* Requirement *
Could you write out every entry exactly as it stands?

* Stored records *
>>>>>

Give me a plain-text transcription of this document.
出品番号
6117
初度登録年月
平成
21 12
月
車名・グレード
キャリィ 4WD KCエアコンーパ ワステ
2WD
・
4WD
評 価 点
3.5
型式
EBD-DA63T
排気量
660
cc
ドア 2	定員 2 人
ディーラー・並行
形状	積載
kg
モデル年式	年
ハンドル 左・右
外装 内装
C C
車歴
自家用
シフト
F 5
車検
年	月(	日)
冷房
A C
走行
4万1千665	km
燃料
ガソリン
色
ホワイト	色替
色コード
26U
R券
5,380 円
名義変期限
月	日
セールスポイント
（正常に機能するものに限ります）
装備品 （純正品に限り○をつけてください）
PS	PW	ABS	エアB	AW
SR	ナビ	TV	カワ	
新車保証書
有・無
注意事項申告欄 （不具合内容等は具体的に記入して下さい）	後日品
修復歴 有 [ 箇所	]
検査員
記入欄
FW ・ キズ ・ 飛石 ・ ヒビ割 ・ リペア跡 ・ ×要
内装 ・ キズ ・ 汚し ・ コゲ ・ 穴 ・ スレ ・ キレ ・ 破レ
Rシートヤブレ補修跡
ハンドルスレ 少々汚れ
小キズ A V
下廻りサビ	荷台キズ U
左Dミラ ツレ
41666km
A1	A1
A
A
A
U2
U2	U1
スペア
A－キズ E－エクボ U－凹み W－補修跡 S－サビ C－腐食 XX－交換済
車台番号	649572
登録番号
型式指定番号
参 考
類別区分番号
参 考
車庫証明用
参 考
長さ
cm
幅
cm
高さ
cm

<<<<<

* Answer below *
Give me a plain-text transcription of this document.
出品番号
6117
初度登録年月
平成
21 12
月
車名・グレード
キャリィ 4WD KCエアコンーパ ワステ
2WD
・
4WD
評 価 点
3.5
型式
EBD-DA63T
排気量
660
cc
ドア 2	定員 2 人
ディーラー・並行
形状	積載
kg
モデル年式	年
ハンドル 左・右
外装 内装
C C
車歴
自家用
シフト
F 5
車検
年	月(	日)
冷房
A C
走行
4万1千665	km
燃料
ガソリン
色
ホワイト	色替
色コード
26U
R券
5,380 円
名義変期限
月	日
セールスポイント
（正常に機能するものに限ります）
装備品 （純正品に限り○をつけてください）
PS	PW	ABS	エアB	AW
SR	ナビ	TV	カワ	
新車保証書
有・無
注意事項申告欄 （不具合内容等は具体的に記入して下さい）	後日品
修復歴 有 [ 箇所	]
検査員
記入欄
FW ・ キズ ・ 飛石 ・ ヒビ割 ・ リペア跡 ・ ×要
内装 ・ キズ ・ 汚し ・ コゲ ・ 穴 ・ スレ ・ キレ ・ 破レ
Rシートヤブレ補修跡
ハンドルスレ 少々汚れ
小キズ A V
下廻りサビ	荷台キズ U
左Dミラ ツレ
41666km
A1	A1
A
A
A
U2
U2	U1
スペア
A－キズ E－エクボ U－凹み W－補修跡 S－サビ C－腐食 XX－交換済
車台番号	649572
登録番号
型式指定番号
参 考
類別区分番号
参 考
車庫証明用
参 考
長さ
cm
幅
cm
高さ
cm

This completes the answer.